**WHAT THE TASK REQUIRES:** Beginning with the line where "What text is on this page?" appears, retype every remaining line of the data below, both the first and last included.

++++ STORED ROWS ++++

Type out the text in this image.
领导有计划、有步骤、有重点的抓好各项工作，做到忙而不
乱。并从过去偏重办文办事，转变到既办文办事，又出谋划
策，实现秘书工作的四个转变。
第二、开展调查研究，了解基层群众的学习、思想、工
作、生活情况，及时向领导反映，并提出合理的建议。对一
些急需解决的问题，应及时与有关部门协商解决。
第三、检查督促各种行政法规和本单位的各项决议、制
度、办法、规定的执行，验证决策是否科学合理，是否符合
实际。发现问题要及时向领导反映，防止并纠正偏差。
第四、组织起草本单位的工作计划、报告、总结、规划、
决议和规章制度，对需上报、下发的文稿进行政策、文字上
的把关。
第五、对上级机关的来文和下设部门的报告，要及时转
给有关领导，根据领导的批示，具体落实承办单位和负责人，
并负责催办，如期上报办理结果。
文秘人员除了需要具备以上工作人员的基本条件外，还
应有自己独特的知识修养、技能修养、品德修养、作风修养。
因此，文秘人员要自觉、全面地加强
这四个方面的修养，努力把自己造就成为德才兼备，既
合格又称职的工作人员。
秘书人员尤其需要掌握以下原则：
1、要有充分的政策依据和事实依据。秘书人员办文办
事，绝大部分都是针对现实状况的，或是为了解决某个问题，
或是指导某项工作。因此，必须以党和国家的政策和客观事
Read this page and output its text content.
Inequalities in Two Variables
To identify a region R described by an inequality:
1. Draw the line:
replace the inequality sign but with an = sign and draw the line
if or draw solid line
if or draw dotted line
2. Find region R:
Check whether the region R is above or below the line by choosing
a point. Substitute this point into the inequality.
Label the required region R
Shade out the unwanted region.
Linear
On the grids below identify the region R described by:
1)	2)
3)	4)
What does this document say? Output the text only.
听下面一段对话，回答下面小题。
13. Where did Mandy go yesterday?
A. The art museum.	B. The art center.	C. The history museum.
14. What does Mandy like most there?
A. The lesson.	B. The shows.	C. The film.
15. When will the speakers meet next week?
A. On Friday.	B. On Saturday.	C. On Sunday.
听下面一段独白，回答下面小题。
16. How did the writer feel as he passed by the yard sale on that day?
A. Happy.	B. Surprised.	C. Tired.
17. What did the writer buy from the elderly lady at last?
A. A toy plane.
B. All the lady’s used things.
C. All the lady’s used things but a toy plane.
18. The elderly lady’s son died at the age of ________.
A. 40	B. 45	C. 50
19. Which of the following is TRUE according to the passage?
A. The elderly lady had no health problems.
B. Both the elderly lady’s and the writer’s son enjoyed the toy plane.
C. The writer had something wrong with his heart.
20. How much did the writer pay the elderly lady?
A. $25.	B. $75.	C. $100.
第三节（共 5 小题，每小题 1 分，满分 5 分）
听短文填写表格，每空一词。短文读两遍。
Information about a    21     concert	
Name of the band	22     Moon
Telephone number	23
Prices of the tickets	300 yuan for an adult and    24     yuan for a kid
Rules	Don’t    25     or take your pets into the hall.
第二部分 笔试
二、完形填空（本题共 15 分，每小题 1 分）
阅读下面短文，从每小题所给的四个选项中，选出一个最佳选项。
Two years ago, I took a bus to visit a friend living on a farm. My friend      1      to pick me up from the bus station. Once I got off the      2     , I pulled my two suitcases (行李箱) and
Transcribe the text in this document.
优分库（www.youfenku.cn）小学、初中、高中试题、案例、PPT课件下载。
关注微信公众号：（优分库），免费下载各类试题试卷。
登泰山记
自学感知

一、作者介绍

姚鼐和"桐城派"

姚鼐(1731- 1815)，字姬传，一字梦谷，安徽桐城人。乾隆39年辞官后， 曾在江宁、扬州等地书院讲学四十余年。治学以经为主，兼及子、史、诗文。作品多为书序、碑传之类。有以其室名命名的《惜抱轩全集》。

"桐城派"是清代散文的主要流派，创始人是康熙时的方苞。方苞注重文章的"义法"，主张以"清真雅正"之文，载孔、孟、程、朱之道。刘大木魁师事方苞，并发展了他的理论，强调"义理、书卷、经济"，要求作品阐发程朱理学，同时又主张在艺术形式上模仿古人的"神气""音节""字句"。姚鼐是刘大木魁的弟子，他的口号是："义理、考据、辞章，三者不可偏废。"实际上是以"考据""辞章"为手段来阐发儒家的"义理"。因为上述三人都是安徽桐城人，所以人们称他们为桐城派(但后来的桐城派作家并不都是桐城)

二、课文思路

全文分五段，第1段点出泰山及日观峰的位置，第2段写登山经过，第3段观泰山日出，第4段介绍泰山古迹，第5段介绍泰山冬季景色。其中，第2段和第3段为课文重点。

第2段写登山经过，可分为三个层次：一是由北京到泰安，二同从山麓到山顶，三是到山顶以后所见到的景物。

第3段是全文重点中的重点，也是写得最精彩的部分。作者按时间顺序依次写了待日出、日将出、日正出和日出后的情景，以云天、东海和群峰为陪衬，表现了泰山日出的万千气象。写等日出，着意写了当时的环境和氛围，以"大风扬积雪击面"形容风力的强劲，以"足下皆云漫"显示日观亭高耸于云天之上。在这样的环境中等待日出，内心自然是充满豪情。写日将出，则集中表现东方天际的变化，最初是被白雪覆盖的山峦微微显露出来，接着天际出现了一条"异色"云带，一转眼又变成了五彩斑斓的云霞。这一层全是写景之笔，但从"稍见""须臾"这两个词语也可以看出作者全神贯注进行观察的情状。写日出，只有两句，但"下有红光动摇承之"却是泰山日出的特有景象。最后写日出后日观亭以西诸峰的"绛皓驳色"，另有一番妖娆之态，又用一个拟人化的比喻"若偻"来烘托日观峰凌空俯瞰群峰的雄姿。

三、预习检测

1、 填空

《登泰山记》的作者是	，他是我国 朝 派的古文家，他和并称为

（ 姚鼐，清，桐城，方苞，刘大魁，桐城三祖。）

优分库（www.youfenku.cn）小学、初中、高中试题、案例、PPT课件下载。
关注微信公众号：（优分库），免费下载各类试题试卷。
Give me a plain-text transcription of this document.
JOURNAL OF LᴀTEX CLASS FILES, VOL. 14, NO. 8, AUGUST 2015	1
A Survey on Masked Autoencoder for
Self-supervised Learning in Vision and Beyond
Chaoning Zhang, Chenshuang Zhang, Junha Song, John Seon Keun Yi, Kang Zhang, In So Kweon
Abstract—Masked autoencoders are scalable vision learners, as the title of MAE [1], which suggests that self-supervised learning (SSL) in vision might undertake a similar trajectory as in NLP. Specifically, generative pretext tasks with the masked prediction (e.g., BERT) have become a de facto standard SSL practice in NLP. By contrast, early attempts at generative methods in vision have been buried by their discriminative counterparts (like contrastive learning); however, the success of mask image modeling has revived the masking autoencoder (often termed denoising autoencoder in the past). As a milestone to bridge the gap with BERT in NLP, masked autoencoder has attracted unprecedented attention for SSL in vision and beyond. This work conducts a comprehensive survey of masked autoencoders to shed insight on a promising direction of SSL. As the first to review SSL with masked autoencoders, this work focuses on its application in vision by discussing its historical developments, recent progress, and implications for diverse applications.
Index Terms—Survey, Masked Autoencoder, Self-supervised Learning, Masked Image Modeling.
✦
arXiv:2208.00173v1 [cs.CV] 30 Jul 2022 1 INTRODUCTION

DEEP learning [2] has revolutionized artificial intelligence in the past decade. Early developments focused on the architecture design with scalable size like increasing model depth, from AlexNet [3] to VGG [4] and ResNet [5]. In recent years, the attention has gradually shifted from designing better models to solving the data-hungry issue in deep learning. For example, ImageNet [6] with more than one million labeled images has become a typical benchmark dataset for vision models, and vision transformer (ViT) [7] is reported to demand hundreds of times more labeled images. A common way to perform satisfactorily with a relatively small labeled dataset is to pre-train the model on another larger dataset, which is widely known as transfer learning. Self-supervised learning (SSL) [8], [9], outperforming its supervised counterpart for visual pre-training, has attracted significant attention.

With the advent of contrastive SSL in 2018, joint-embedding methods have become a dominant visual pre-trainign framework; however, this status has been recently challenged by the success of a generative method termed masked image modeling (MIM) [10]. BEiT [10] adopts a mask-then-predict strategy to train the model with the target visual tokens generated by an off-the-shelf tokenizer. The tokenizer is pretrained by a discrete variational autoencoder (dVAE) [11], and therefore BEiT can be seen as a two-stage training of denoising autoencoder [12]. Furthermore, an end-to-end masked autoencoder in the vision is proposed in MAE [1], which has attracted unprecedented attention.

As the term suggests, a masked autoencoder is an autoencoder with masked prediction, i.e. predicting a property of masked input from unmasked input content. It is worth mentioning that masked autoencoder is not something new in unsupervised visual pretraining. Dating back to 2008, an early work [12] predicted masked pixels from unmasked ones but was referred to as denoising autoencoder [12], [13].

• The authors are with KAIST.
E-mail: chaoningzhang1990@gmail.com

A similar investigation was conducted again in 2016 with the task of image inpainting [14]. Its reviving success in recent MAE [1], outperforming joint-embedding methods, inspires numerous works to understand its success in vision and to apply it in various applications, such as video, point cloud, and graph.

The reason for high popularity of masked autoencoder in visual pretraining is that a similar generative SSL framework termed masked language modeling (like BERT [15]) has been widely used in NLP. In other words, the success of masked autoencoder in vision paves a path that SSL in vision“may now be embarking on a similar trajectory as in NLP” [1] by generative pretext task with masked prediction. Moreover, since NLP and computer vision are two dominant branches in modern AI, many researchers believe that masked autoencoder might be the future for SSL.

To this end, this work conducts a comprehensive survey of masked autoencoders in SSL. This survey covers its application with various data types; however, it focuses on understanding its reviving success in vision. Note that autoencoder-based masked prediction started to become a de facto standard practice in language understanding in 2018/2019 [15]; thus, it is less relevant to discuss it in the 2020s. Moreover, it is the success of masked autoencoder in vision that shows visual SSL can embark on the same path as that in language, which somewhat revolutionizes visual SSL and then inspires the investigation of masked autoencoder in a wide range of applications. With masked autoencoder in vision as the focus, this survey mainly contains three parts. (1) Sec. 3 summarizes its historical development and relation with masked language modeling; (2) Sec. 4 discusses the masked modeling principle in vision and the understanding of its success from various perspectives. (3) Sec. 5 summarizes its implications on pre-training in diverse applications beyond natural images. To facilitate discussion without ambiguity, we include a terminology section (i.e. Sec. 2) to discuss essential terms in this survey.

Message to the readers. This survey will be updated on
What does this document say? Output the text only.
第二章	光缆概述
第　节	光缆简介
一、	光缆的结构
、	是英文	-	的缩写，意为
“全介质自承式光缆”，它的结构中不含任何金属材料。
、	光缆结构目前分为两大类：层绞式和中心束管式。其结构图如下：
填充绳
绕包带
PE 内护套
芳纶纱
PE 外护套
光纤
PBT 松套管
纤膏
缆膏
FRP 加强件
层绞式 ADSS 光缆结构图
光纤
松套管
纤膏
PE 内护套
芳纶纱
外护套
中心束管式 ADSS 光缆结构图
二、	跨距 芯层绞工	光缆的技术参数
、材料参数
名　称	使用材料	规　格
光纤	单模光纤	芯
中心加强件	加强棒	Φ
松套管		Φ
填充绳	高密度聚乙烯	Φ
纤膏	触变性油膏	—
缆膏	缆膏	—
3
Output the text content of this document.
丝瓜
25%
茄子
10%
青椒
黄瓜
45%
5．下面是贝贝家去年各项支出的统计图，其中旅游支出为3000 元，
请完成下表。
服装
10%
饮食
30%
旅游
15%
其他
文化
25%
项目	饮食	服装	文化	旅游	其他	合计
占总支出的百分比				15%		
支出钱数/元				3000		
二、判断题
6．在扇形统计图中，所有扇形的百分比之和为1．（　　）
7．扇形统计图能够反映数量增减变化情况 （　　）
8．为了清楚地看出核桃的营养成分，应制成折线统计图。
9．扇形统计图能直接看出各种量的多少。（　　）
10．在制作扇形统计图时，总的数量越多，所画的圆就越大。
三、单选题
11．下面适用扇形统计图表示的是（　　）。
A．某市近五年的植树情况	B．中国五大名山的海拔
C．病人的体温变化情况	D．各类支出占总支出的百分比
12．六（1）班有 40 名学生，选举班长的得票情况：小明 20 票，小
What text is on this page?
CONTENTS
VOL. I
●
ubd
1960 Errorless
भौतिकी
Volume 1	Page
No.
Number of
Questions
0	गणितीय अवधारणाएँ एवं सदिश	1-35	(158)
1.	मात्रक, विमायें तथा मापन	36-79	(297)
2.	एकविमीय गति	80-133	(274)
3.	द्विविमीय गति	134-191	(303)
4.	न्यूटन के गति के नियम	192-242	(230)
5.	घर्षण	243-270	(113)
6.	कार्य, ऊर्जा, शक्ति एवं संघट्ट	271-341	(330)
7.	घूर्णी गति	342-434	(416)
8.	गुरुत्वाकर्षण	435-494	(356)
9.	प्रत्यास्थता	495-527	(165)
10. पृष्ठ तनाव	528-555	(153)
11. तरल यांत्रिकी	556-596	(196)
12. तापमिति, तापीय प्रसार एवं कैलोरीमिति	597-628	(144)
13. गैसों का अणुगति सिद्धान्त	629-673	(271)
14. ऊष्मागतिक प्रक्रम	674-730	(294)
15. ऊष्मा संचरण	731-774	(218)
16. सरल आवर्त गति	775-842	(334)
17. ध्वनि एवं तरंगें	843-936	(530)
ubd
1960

++++

**SOLUTION FOR THIS TASK:**
What text is on this page?
CONTENTS
VOL. I
●
ubd
1960 Errorless
भौतिकी
Volume 1	Page
No.
Number of
Questions
0	गणितीय अवधारणाएँ एवं सदिश	1-35	(158)
1.	मात्रक, विमायें तथा मापन	36-79	(297)
2.	एकविमीय गति	80-133	(274)
3.	द्विविमीय गति	134-191	(303)
4.	न्यूटन के गति के नियम	192-242	(230)
5.	घर्षण	243-270	(113)
6.	कार्य, ऊर्जा, शक्ति एवं संघट्ट	271-341	(330)
7.	घूर्णी गति	342-434	(416)
8.	गुरुत्वाकर्षण	435-494	(356)
9.	प्रत्यास्थता	495-527	(165)
10. पृष्ठ तनाव	528-555	(153)
11. तरल यांत्रिकी	556-596	(196)
12. तापमिति, तापीय प्रसार एवं कैलोरीमिति	597-628	(144)
13. गैसों का अणुगति सिद्धान्त	629-673	(271)
14. ऊष्मागतिक प्रक्रम	674-730	(294)
15. ऊष्मा संचरण	731-774	(218)
16. सरल आवर्त गति	775-842	(334)
17. ध्वनि एवं तरंगें	843-936	(530)
ubd
1960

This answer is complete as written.